Stored records
┌──

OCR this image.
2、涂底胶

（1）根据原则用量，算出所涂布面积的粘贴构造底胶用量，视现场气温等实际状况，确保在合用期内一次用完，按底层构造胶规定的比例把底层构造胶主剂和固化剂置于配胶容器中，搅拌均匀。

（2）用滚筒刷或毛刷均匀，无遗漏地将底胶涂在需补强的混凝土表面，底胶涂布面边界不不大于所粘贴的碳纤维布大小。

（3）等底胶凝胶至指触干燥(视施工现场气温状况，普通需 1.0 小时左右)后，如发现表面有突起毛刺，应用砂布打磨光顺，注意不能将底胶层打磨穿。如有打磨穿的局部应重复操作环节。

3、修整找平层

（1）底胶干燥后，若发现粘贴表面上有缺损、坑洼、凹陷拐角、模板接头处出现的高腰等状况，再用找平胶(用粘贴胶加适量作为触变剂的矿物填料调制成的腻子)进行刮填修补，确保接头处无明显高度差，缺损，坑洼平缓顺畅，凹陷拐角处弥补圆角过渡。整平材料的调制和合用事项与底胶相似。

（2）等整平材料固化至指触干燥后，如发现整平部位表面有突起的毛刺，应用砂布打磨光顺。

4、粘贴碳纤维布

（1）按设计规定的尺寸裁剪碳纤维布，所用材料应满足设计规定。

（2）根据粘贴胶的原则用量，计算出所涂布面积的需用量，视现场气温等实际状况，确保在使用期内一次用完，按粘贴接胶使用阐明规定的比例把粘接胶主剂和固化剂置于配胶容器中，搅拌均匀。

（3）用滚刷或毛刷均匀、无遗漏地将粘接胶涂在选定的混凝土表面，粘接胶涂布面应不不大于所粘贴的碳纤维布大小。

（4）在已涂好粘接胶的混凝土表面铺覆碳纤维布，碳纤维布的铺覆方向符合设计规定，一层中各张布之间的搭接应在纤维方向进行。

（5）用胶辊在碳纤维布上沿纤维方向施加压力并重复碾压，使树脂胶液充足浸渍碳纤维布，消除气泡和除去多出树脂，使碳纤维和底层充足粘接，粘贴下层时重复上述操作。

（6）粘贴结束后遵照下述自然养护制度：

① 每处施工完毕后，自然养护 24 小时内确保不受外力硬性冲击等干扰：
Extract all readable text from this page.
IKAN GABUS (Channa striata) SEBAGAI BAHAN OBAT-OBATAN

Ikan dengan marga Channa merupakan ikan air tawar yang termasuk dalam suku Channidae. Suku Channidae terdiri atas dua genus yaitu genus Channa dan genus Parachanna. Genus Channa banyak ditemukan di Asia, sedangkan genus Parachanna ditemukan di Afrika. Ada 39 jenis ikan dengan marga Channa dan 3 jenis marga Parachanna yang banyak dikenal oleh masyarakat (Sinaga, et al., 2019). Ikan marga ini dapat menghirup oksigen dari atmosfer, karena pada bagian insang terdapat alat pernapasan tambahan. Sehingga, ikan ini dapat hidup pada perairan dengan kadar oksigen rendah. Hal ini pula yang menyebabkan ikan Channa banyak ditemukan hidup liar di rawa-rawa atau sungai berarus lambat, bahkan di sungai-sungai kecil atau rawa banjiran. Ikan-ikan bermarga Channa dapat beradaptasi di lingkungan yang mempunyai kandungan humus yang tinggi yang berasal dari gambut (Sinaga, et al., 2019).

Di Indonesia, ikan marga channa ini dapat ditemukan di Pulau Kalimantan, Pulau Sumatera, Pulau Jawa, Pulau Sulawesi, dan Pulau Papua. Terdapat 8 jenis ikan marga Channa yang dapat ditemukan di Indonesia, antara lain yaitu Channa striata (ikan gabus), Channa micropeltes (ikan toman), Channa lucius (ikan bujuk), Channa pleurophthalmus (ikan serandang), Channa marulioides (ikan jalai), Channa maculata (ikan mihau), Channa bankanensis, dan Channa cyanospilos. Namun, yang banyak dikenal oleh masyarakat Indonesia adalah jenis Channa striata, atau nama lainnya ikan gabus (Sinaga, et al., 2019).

└──

*The request*. Write out every entry again, keeping each line exactly the same.

*Expected answer*.
OCR this image.
2、涂底胶

（1）根据原则用量，算出所涂布面积的粘贴构造底胶用量，视现场气温等实际状况，确保在合用期内一次用完，按底层构造胶规定的比例把底层构造胶主剂和固化剂置于配胶容器中，搅拌均匀。

（2）用滚筒刷或毛刷均匀，无遗漏地将底胶涂在需补强的混凝土表面，底胶涂布面边界不不大于所粘贴的碳纤维布大小。

（3）等底胶凝胶至指触干燥(视施工现场气温状况，普通需 1.0 小时左右)后，如发现表面有突起毛刺，应用砂布打磨光顺，注意不能将底胶层打磨穿。如有打磨穿的局部应重复操作环节。

3、修整找平层

（1）底胶干燥后，若发现粘贴表面上有缺损、坑洼、凹陷拐角、模板接头处出现的高腰等状况，再用找平胶(用粘贴胶加适量作为触变剂的矿物填料调制成的腻子)进行刮填修补，确保接头处无明显高度差，缺损，坑洼平缓顺畅，凹陷拐角处弥补圆角过渡。整平材料的调制和合用事项与底胶相似。

（2）等整平材料固化至指触干燥后，如发现整平部位表面有突起的毛刺，应用砂布打磨光顺。

4、粘贴碳纤维布

（1）按设计规定的尺寸裁剪碳纤维布，所用材料应满足设计规定。

（2）根据粘贴胶的原则用量，计算出所涂布面积的需用量，视现场气温等实际状况，确保在使用期内一次用完，按粘贴接胶使用阐明规定的比例把粘接胶主剂和固化剂置于配胶容器中，搅拌均匀。

（3）用滚刷或毛刷均匀、无遗漏地将粘接胶涂在选定的混凝土表面，粘接胶涂布面应不不大于所粘贴的碳纤维布大小。

（4）在已涂好粘接胶的混凝土表面铺覆碳纤维布，碳纤维布的铺覆方向符合设计规定，一层中各张布之间的搭接应在纤维方向进行。

（5）用胶辊在碳纤维布上沿纤维方向施加压力并重复碾压，使树脂胶液充足浸渍碳纤维布，消除气泡和除去多出树脂，使碳纤维和底层充足粘接，粘贴下层时重复上述操作。

（6）粘贴结束后遵照下述自然养护制度：

① 每处施工完毕后，自然养护 24 小时内确保不受外力硬性冲击等干扰：
Extract all readable text from this page.
IKAN GABUS (Channa striata) SEBAGAI BAHAN OBAT-OBATAN

Ikan dengan marga Channa merupakan ikan air tawar yang termasuk dalam suku Channidae. Suku Channidae terdiri atas dua genus yaitu genus Channa dan genus Parachanna. Genus Channa banyak ditemukan di Asia, sedangkan genus Parachanna ditemukan di Afrika. Ada 39 jenis ikan dengan marga Channa dan 3 jenis marga Parachanna yang banyak dikenal oleh masyarakat (Sinaga, et al., 2019). Ikan marga ini dapat menghirup oksigen dari atmosfer, karena pada bagian insang terdapat alat pernapasan tambahan. Sehingga, ikan ini dapat hidup pada perairan dengan kadar oksigen rendah. Hal ini pula yang menyebabkan ikan Channa banyak ditemukan hidup liar di rawa-rawa atau sungai berarus lambat, bahkan di sungai-sungai kecil atau rawa banjiran. Ikan-ikan bermarga Channa dapat beradaptasi di lingkungan yang mempunyai kandungan humus yang tinggi yang berasal dari gambut (Sinaga, et al., 2019).

Di Indonesia, ikan marga channa ini dapat ditemukan di Pulau Kalimantan, Pulau Sumatera, Pulau Jawa, Pulau Sulawesi, dan Pulau Papua. Terdapat 8 jenis ikan marga Channa yang dapat ditemukan di Indonesia, antara lain yaitu Channa striata (ikan gabus), Channa micropeltes (ikan toman), Channa lucius (ikan bujuk), Channa pleurophthalmus (ikan serandang), Channa marulioides (ikan jalai), Channa maculata (ikan mihau), Channa bankanensis, dan Channa cyanospilos. Namun, yang banyak dikenal oleh masyarakat Indonesia adalah jenis Channa striata, atau nama lainnya ikan gabus (Sinaga, et al., 2019).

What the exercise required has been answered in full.